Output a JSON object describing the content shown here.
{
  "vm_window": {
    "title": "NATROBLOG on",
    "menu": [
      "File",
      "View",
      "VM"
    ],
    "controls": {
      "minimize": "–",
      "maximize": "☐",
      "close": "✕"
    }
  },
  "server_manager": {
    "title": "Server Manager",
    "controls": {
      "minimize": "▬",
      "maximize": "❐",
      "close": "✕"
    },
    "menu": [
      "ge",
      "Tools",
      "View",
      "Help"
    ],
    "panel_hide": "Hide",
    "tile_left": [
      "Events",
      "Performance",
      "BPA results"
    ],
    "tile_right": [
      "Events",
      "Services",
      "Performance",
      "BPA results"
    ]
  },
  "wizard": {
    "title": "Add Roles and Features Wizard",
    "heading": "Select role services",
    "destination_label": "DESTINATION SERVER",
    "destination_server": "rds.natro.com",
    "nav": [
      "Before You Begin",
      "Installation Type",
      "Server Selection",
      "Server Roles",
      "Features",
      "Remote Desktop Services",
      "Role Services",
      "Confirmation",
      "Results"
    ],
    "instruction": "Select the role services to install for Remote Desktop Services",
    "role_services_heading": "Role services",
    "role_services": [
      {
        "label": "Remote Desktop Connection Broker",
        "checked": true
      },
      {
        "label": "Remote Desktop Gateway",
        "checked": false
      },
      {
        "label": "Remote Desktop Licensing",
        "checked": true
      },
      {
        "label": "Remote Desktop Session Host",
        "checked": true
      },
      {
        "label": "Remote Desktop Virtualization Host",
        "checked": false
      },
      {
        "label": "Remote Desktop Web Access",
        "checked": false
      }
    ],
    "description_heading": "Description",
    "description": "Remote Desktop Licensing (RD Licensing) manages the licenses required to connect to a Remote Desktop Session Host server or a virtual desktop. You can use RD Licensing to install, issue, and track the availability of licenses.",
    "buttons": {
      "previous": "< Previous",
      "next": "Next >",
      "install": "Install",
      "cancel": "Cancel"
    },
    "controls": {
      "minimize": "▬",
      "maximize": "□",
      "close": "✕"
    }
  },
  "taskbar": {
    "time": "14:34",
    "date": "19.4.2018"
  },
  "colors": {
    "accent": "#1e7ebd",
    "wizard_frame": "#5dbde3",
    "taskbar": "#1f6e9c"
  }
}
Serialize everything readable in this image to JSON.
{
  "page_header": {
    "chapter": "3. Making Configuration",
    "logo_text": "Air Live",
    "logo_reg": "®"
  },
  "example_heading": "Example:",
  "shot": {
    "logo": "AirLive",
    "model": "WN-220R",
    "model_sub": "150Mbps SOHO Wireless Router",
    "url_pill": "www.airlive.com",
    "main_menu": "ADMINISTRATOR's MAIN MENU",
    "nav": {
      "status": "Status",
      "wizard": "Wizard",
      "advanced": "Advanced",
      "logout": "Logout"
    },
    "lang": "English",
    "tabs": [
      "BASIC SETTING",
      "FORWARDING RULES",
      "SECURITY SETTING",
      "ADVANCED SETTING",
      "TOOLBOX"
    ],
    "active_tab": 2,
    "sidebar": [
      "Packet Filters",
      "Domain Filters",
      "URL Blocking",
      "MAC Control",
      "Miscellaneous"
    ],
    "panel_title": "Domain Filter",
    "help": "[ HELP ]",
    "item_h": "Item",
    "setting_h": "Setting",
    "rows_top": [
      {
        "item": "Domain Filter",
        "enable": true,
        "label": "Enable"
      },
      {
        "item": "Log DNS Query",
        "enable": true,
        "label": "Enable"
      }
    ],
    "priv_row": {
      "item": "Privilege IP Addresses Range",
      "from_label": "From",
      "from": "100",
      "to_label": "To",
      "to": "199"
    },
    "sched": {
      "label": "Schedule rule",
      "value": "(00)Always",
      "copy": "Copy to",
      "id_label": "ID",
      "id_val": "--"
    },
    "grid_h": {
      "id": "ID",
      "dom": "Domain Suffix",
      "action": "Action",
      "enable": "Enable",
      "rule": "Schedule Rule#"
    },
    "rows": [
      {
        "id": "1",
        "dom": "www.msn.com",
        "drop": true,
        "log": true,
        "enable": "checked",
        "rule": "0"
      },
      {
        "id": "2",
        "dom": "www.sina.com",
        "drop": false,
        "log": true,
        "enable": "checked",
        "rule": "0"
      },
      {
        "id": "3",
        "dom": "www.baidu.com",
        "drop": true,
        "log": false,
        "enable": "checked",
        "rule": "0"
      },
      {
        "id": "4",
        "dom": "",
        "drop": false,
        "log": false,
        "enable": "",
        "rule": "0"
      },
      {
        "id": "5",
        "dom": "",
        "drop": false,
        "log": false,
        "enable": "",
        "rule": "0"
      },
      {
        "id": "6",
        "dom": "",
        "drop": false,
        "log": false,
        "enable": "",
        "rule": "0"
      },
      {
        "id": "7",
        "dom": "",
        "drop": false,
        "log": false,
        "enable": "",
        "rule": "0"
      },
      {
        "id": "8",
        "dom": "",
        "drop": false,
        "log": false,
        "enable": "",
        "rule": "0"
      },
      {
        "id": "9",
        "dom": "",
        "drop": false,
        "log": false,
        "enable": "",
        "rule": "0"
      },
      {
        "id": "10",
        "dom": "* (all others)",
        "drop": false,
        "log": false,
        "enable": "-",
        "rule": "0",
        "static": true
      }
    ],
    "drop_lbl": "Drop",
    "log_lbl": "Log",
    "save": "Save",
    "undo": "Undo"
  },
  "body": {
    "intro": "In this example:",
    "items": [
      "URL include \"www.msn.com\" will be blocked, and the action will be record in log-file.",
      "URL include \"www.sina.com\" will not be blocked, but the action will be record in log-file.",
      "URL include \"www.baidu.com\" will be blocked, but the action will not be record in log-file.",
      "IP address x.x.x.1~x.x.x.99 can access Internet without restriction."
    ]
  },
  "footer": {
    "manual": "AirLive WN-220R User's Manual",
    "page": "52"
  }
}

(TASK PROMPT)
Count the lines above that contain the word "Schedule", and reply with only that number.

(OUTPUT BELOW)
2